**Short task A:** Copy out the passage about Victoire Ingabire word for word.

**Passage shown:**

## BEGIN

Victoire Ingabire has this year spent five years in prison, because of the injustices perpetrated by the leaders of her country – Rwanda. Despite them, she remains constant and persistent with her ideals of generosity towards her people. Another Christmas is however passing, herself being forced away from her husband and children.
In the heading of this piece, Cynthia is mentioned. You might wonder who is this one the writer is referring to. But if, by any chance you read about Victoire Ingabire adopting a 3 years old inmate, you will be already familiar with that name.
By writing about this little child on November 24th, I wanted to show how deep was Victoire Ingabire’s unselfishness, no matter what. Talking of her kindness might however trouble those in the Rwandan regime whose objective is to completely destroy her political personality.
I am aware of the danger that I also put the life of that child in, by carrying on mentioning the goodness she is getting from a highly rated politician from the opposition. Don’t be surprised if the next time I might be referring to Cynthia, we might not know her whereabouts. She might disappear like many before here, and probably others as long as Rwanda continues being led the way it has since 1994.

## END

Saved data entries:
## BEGIN

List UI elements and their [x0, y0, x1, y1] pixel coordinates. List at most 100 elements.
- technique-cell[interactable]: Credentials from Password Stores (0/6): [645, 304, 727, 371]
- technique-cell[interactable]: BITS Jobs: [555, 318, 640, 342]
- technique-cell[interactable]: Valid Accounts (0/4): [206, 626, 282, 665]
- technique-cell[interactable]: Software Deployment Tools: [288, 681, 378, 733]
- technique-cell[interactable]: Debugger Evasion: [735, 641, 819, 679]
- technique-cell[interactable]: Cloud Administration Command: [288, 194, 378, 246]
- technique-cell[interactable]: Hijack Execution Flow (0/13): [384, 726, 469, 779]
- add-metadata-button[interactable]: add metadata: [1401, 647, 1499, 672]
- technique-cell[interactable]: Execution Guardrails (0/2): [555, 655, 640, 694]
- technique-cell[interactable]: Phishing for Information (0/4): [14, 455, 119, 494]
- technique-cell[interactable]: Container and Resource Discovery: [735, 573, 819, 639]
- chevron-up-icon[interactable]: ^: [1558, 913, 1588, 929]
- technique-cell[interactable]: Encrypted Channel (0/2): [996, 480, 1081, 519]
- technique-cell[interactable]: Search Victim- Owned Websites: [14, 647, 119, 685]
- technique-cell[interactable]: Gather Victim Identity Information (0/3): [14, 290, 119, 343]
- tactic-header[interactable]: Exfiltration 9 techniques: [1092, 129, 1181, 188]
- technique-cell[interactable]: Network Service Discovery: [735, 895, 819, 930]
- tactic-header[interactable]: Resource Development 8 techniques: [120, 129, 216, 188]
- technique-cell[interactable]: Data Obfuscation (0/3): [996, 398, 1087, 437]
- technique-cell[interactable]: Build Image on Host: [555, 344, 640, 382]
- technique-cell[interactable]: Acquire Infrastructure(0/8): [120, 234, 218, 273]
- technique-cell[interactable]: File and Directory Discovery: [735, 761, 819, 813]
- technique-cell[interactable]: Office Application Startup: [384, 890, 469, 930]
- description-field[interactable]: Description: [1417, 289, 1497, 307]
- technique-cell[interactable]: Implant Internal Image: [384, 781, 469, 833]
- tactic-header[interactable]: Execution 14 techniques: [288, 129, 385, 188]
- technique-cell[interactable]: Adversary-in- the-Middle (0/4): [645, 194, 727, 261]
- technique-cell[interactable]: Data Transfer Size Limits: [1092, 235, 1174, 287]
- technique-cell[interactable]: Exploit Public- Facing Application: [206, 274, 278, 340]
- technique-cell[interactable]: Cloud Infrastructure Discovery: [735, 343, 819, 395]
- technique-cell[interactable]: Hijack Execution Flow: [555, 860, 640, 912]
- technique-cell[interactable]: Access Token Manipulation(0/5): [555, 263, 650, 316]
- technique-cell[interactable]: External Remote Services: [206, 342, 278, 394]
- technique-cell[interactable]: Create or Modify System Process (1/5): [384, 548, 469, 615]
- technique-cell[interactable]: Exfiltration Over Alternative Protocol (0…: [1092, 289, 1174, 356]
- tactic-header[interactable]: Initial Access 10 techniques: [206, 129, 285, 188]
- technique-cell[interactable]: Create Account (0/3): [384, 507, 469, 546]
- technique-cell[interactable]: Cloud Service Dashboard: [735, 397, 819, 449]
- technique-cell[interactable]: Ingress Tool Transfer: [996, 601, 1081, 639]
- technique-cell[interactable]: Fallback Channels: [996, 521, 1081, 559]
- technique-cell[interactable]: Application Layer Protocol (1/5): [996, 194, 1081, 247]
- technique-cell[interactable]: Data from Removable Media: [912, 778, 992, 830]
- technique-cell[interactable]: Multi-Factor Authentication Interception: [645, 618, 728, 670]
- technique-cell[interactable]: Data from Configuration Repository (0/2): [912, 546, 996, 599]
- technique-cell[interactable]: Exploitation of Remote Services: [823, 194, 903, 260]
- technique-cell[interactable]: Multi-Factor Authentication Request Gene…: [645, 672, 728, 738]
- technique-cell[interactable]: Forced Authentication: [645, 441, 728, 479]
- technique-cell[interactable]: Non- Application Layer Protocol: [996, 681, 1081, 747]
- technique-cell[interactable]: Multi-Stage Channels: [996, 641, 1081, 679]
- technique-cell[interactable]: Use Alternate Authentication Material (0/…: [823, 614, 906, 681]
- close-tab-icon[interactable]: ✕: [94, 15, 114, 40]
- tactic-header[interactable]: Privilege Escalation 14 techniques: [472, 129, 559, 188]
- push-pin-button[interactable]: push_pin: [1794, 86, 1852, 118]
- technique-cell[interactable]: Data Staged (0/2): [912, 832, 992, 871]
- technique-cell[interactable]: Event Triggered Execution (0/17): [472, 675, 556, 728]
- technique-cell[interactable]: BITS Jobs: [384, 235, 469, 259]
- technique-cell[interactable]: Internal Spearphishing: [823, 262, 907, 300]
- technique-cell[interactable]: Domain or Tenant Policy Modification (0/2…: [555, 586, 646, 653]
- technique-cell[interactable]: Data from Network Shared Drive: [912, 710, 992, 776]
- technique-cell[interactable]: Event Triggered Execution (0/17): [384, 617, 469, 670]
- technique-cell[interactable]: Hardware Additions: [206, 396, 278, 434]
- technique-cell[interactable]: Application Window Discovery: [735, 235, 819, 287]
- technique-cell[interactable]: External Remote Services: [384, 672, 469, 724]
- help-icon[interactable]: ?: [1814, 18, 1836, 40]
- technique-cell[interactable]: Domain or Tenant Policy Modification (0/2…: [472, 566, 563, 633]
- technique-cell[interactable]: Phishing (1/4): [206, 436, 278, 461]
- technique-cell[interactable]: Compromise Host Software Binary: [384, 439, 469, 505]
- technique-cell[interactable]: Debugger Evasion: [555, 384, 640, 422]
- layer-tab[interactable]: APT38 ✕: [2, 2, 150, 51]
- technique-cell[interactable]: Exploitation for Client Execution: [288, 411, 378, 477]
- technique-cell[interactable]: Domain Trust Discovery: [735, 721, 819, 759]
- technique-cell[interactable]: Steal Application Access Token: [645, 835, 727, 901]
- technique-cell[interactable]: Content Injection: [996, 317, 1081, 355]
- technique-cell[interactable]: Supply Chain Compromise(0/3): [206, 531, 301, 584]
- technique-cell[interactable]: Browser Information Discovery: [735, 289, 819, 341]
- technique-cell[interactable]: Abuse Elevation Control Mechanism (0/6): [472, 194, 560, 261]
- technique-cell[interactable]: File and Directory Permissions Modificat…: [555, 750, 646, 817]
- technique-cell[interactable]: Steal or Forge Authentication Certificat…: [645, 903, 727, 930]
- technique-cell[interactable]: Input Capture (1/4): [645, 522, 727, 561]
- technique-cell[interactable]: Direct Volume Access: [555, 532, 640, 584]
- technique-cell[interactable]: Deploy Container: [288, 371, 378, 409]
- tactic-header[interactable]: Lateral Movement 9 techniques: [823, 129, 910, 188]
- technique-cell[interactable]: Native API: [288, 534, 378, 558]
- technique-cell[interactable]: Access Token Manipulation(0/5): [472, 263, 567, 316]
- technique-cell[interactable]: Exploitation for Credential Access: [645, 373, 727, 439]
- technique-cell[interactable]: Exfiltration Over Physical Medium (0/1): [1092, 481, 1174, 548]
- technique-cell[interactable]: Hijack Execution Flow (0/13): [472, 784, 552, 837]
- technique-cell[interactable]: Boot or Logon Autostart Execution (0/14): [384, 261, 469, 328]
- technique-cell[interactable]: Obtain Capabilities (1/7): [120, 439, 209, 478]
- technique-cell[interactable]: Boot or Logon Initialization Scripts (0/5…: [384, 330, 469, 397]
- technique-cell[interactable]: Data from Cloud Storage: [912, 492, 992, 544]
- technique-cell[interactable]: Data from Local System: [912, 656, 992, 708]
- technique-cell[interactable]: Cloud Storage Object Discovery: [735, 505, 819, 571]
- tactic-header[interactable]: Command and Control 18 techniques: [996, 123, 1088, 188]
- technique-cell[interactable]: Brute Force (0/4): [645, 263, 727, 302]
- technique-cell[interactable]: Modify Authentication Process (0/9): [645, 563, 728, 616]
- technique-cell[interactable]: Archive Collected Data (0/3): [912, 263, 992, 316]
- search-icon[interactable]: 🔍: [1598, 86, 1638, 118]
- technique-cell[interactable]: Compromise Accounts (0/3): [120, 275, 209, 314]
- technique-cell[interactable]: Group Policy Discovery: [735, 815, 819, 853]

## END

**Short task B:** Change "Debugger Evasion" to "Debugger Avoidance" in the entries, from the first one up to and including the line containing "- technique-cell[interactable]: Encrypted", and leave everything else as it is. Return only those lines.

**Output A:**
Victoire Ingabire has this year spent five years in prison, because of the injustices perpetrated by the leaders of her country – Rwanda. Despite them, she remains constant and persistent with her ideals of generosity towards her people. Another Christmas is however passing, herself being forced away from her husband and children.
In the heading of this piece, Cynthia is mentioned. You might wonder who is this one the writer is referring to. But if, by any chance you read about Victoire Ingabire adopting a 3 years old inmate, you will be already familiar with that name.
By writing about this little child on November 24th, I wanted to show how deep was Victoire Ingabire’s unselfishness, no matter what. Talking of her kindness might however trouble those in the Rwandan regime whose objective is to completely destroy her political personality.
I am aware of the danger that I also put the life of that child in, by carrying on mentioning the goodness she is getting from a highly rated politician from the opposition. Don’t be surprised if the next time I might be referring to Cynthia, we might not know her whereabouts. She might disappear like many before here, and probably others as long as Rwanda continues being led the way it has since 1994.

**Output B:**
List UI elements and their [x0, y0, x1, y1] pixel coordinates. List at most 100 elements.
- technique-cell[interactable]: Credentials from Password Stores (0/6): [645, 304, 727, 371]
- technique-cell[interactable]: BITS Jobs: [555, 318, 640, 342]
- technique-cell[interactable]: Valid Accounts (0/4): [206, 626, 282, 665]
- technique-cell[interactable]: Software Deployment Tools: [288, 681, 378, 733]
- technique-cell[interactable]: Debugger Avoidance: [735, 641, 819, 679]
- technique-cell[interactable]: Cloud Administration Command: [288, 194, 378, 246]
- technique-cell[interactable]: Hijack Execution Flow (0/13): [384, 726, 469, 779]
- add-metadata-button[interactable]: add metadata: [1401, 647, 1499, 672]
- technique-cell[interactable]: Execution Guardrails (0/2): [555, 655, 640, 694]
- technique-cell[interactable]: Phishing for Information (0/4): [14, 455, 119, 494]
- technique-cell[interactable]: Container and Resource Discovery: [735, 573, 819, 639]
- chevron-up-icon[interactable]: ^: [1558, 913, 1588, 929]
- technique-cell[interactable]: Encrypted Channel (0/2): [996, 480, 1081, 519]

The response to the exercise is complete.